Stored dataset items:
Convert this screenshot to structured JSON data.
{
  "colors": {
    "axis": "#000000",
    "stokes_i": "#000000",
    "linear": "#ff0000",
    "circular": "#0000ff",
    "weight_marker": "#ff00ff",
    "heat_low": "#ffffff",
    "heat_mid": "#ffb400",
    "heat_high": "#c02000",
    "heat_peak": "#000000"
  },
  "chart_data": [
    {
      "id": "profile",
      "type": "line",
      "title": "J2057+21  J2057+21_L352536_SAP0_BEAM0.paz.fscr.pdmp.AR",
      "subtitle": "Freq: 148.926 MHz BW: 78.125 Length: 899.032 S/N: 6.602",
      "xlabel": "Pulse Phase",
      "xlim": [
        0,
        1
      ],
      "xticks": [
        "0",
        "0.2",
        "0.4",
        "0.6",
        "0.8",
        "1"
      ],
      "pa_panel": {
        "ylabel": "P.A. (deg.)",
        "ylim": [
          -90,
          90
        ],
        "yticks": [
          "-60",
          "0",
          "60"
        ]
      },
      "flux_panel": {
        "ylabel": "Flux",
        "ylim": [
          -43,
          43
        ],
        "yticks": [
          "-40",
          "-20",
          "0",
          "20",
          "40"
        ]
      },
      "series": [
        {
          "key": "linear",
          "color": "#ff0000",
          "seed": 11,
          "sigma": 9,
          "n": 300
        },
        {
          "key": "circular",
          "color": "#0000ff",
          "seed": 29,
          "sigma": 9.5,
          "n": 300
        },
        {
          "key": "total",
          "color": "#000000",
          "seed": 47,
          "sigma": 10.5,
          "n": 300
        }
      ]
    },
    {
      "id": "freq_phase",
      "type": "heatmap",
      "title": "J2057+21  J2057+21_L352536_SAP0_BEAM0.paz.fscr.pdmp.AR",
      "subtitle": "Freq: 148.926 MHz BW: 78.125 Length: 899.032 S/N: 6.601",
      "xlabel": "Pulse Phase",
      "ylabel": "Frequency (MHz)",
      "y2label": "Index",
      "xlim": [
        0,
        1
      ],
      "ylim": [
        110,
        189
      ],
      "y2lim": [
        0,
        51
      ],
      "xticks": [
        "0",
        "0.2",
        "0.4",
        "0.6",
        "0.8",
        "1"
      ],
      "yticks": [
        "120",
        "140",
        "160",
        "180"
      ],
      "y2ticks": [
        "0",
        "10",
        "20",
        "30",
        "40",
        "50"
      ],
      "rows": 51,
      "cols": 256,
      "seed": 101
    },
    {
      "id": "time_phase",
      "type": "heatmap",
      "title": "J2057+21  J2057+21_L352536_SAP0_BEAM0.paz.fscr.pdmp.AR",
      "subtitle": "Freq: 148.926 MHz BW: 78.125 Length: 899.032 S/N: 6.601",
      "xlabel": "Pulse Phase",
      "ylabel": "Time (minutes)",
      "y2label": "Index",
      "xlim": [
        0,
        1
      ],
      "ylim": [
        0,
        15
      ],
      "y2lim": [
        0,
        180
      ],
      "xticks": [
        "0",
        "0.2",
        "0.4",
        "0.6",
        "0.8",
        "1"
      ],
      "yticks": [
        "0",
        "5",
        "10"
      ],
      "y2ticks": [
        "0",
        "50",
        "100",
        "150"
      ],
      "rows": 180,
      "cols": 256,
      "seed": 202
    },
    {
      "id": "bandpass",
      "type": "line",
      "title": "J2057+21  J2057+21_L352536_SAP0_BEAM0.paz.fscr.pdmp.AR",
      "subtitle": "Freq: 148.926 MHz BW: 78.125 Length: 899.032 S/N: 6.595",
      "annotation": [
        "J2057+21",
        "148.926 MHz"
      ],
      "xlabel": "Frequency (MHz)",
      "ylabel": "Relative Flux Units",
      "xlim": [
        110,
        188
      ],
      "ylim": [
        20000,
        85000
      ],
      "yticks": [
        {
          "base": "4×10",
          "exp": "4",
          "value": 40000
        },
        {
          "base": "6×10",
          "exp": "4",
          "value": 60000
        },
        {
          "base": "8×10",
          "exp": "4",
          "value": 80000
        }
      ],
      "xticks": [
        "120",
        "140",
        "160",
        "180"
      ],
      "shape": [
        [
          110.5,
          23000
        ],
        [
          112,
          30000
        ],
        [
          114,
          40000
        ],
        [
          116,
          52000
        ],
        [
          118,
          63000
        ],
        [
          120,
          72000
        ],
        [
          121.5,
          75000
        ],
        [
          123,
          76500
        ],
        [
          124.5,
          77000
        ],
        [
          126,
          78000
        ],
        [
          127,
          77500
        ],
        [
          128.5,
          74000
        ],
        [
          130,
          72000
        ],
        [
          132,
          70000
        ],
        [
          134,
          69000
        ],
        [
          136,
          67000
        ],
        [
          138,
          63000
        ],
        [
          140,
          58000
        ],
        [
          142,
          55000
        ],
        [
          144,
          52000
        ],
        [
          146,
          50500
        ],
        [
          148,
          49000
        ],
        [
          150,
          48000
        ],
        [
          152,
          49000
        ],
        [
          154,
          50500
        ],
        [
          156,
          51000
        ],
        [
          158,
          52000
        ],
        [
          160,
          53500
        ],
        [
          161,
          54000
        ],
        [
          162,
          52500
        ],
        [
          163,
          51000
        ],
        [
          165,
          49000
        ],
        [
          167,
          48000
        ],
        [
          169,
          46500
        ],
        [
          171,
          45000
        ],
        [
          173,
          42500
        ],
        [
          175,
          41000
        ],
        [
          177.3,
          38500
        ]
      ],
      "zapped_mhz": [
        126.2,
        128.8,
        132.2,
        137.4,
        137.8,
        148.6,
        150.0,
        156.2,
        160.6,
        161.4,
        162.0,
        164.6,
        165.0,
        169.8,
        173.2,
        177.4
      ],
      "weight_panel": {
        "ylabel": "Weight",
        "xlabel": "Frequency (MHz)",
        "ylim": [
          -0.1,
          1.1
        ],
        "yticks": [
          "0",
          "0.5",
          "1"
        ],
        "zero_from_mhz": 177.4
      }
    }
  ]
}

Task to complete:
Print every line of the records exactly. Omit nothing.

Task result:
Convert this screenshot to structured JSON data.
{
  "colors": {
    "axis": "#000000",
    "stokes_i": "#000000",
    "linear": "#ff0000",
    "circular": "#0000ff",
    "weight_marker": "#ff00ff",
    "heat_low": "#ffffff",
    "heat_mid": "#ffb400",
    "heat_high": "#c02000",
    "heat_peak": "#000000"
  },
  "chart_data": [
    {
      "id": "profile",
      "type": "line",
      "title": "J2057+21  J2057+21_L352536_SAP0_BEAM0.paz.fscr.pdmp.AR",
      "subtitle": "Freq: 148.926 MHz BW: 78.125 Length: 899.032 S/N: 6.602",
      "xlabel": "Pulse Phase",
      "xlim": [
        0,
        1
      ],
      "xticks": [
        "0",
        "0.2",
        "0.4",
        "0.6",
        "0.8",
        "1"
      ],
      "pa_panel": {
        "ylabel": "P.A. (deg.)",
        "ylim": [
          -90,
          90
        ],
        "yticks": [
          "-60",
          "0",
          "60"
        ]
      },
      "flux_panel": {
        "ylabel": "Flux",
        "ylim": [
          -43,
          43
        ],
        "yticks": [
          "-40",
          "-20",
          "0",
          "20",
          "40"
        ]
      },
      "series": [
        {
          "key": "linear",
          "color": "#ff0000",
          "seed": 11,
          "sigma": 9,
          "n": 300
        },
        {
          "key": "circular",
          "color": "#0000ff",
          "seed": 29,
          "sigma": 9.5,
          "n": 300
        },
        {
          "key": "total",
          "color": "#000000",
          "seed": 47,
          "sigma": 10.5,
          "n": 300
        }
      ]
    },
    {
      "id": "freq_phase",
      "type": "heatmap",
      "title": "J2057+21  J2057+21_L352536_SAP0_BEAM0.paz.fscr.pdmp.AR",
      "subtitle": "Freq: 148.926 MHz BW: 78.125 Length: 899.032 S/N: 6.601",
      "xlabel": "Pulse Phase",
      "ylabel": "Frequency (MHz)",
      "y2label": "Index",
      "xlim": [
        0,
        1
      ],
      "ylim": [
        110,
        189
      ],
      "y2lim": [
        0,
        51
      ],
      "xticks": [
        "0",
        "0.2",
        "0.4",
        "0.6",
        "0.8",
        "1"
      ],
      "yticks": [
        "120",
        "140",
        "160",
        "180"
      ],
      "y2ticks": [
        "0",
        "10",
        "20",
        "30",
        "40",
        "50"
      ],
      "rows": 51,
      "cols": 256,
      "seed": 101
    },
    {
      "id": "time_phase",
      "type": "heatmap",
      "title": "J2057+21  J2057+21_L352536_SAP0_BEAM0.paz.fscr.pdmp.AR",
      "subtitle": "Freq: 148.926 MHz BW: 78.125 Length: 899.032 S/N: 6.601",
      "xlabel": "Pulse Phase",
      "ylabel": "Time (minutes)",
      "y2label": "Index",
      "xlim": [
        0,
        1
      ],
      "ylim": [
        0,
        15
      ],
      "y2lim": [
        0,
        180
      ],
      "xticks": [
        "0",
        "0.2",
        "0.4",
        "0.6",
        "0.8",
        "1"
      ],
      "yticks": [
        "0",
        "5",
        "10"
      ],
      "y2ticks": [
        "0",
        "50",
        "100",
        "150"
      ],
      "rows": 180,
      "cols": 256,
      "seed": 202
    },
    {
      "id": "bandpass",
      "type": "line",
      "title": "J2057+21  J2057+21_L352536_SAP0_BEAM0.paz.fscr.pdmp.AR",
      "subtitle": "Freq: 148.926 MHz BW: 78.125 Length: 899.032 S/N: 6.595",
      "annotation": [
        "J2057+21",
        "148.926 MHz"
      ],
      "xlabel": "Frequency (MHz)",
      "ylabel": "Relative Flux Units",
      "xlim": [
        110,
        188
      ],
      "ylim": [
        20000,
        85000
      ],
      "yticks": [
        {
          "base": "4×10",
          "exp": "4",
          "value": 40000
        },
        {
          "base": "6×10",
          "exp": "4",
          "value": 60000
        },
        {
          "base": "8×10",
          "exp": "4",
          "value": 80000
        }
      ],
      "xticks": [
        "120",
        "140",
        "160",
        "180"
      ],
      "shape": [
        [
          110.5,
          23000
        ],
        [
          112,
          30000
        ],
        [
          114,
          40000
        ],
        [
          116,
          52000
        ],
        [
          118,
          63000
        ],
        [
          120,
          72000
        ],
        [
          121.5,
          75000
        ],
        [
          123,
          76500
        ],
        [
          124.5,
          77000
        ],
        [
          126,
          78000
        ],
        [
          127,
          77500
        ],
        [
          128.5,
          74000
        ],
        [
          130,
          72000
        ],
        [
          132,
          70000
        ],
        [
          134,
          69000
        ],
        [
          136,
          67000
        ],
        [
          138,
          63000
        ],
        [
          140,
          58000
        ],
        [
          142,
          55000
        ],
        [
          144,
          52000
        ],
        [
          146,
          50500
        ],
        [
          148,
          49000
        ],
        [
          150,
          48000
        ],
        [
          152,
          49000
        ],
        [
          154,
          50500
        ],
        [
          156,
          51000
        ],
        [
          158,
          52000
        ],
        [
          160,
          53500
        ],
        [
          161,
          54000
        ],
        [
          162,
          52500
        ],
        [
          163,
          51000
        ],
        [
          165,
          49000
        ],
        [
          167,
          48000
        ],
        [
          169,
          46500
        ],
        [
          171,
          45000
        ],
        [
          173,
          42500
        ],
        [
          175,
          41000
        ],
        [
          177.3,
          38500
        ]
      ],
      "zapped_mhz": [
        126.2,
        128.8,
        132.2,
        137.4,
        137.8,
        148.6,
        150.0,
        156.2,
        160.6,
        161.4,
        162.0,
        164.6,
        165.0,
        169.8,
        173.2,
        177.4
      ],
      "weight_panel": {
        "ylabel": "Weight",
        "xlabel": "Frequency (MHz)",
        "ylim": [
          -0.1,
          1.1
        ],
        "yticks": [
          "0",
          "0.5",
          "1"
        ],
        "zero_from_mhz": 177.4
      }
    }
  ]
}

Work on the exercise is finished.